• **PROBLEM TO SOLVE**
Reproduce the records that follow in full, excluding any picture they contain.

____

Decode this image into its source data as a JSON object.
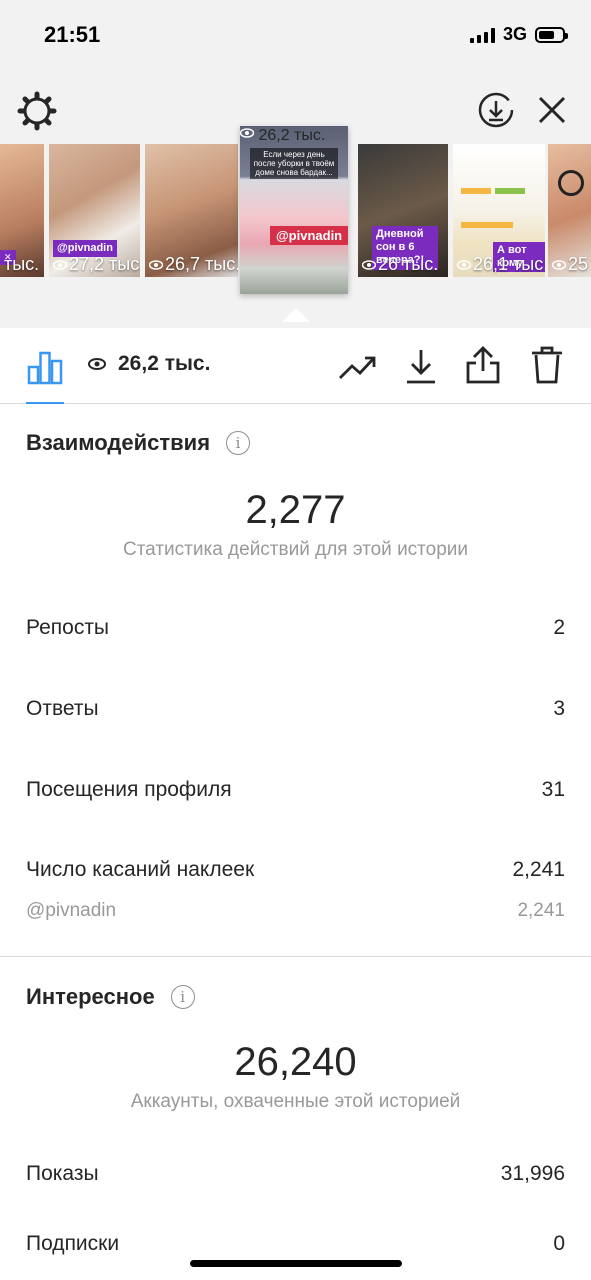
{
  "status_bar": {
    "time": "21:51",
    "network": "3G"
  },
  "thumbnails": [
    {
      "views": "тыс."
    },
    {
      "views": "27,2 тыс."
    },
    {
      "views": "26,7 тыс."
    },
    {
      "views": "26,2 тыс.",
      "active": true,
      "caption": "Если через день после уборки в твоём доме снова бардак...",
      "tag": "@pivnadin"
    },
    {
      "views": "26 тыс.",
      "purple": "Дневной сон в 6 вечера?!"
    },
    {
      "views": "26,1 тыс.",
      "purple": "А вот кому"
    },
    {
      "views": "25"
    }
  ],
  "thumb_extras": {
    "purple_2": "@pivnadin"
  },
  "toolbar": {
    "views": "26,2 тыс."
  },
  "interactions": {
    "title": "Взаимодействия",
    "total": "2,277",
    "subtitle": "Статистика действий для этой истории",
    "rows": [
      {
        "label": "Репосты",
        "value": "2"
      },
      {
        "label": "Ответы",
        "value": "3"
      },
      {
        "label": "Посещения профиля",
        "value": "31"
      },
      {
        "label": "Число касаний наклеек",
        "value": "2,241"
      }
    ],
    "sticker": {
      "label": "@pivnadin",
      "value": "2,241"
    }
  },
  "discovery": {
    "title": "Интересное",
    "total": "26,240",
    "subtitle": "Аккаунты, охваченные этой историей",
    "rows": [
      {
        "label": "Показы",
        "value": "31,996"
      },
      {
        "label": "Подписки",
        "value": "0"
      }
    ]
  },
  "colors": {
    "accent": "#3897f0",
    "muted": "#999999",
    "text": "#262626",
    "tag_red": "#d63049",
    "tag_purple": "#7b2cbf"
  }
}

____

• **RESULT**
Decode this image into its source data as a JSON object.
{
  "status_bar": {
    "time": "21:51",
    "network": "3G"
  },
  "thumbnails": [
    {
      "views": "тыс."
    },
    {
      "views": "27,2 тыс."
    },
    {
      "views": "26,7 тыс."
    },
    {
      "views": "26,2 тыс.",
      "active": true,
      "caption": "Если через день после уборки в твоём доме снова бардак...",
      "tag": "@pivnadin"
    },
    {
      "views": "26 тыс.",
      "purple": "Дневной сон в 6 вечера?!"
    },
    {
      "views": "26,1 тыс.",
      "purple": "А вот кому"
    },
    {
      "views": "25"
    }
  ],
  "thumb_extras": {
    "purple_2": "@pivnadin"
  },
  "toolbar": {
    "views": "26,2 тыс."
  },
  "interactions": {
    "title": "Взаимодействия",
    "total": "2,277",
    "subtitle": "Статистика действий для этой истории",
    "rows": [
      {
        "label": "Репосты",
        "value": "2"
      },
      {
        "label": "Ответы",
        "value": "3"
      },
      {
        "label": "Посещения профиля",
        "value": "31"
      },
      {
        "label": "Число касаний наклеек",
        "value": "2,241"
      }
    ],
    "sticker": {
      "label": "@pivnadin",
      "value": "2,241"
    }
  },
  "discovery": {
    "title": "Интересное",
    "total": "26,240",
    "subtitle": "Аккаунты, охваченные этой историей",
    "rows": [
      {
        "label": "Показы",
        "value": "31,996"
      },
      {
        "label": "Подписки",
        "value": "0"
      }
    ]
  },
  "colors": {
    "accent": "#3897f0",
    "muted": "#999999",
    "text": "#262626",
    "tag_red": "#d63049",
    "tag_purple": "#7b2cbf"
  }
}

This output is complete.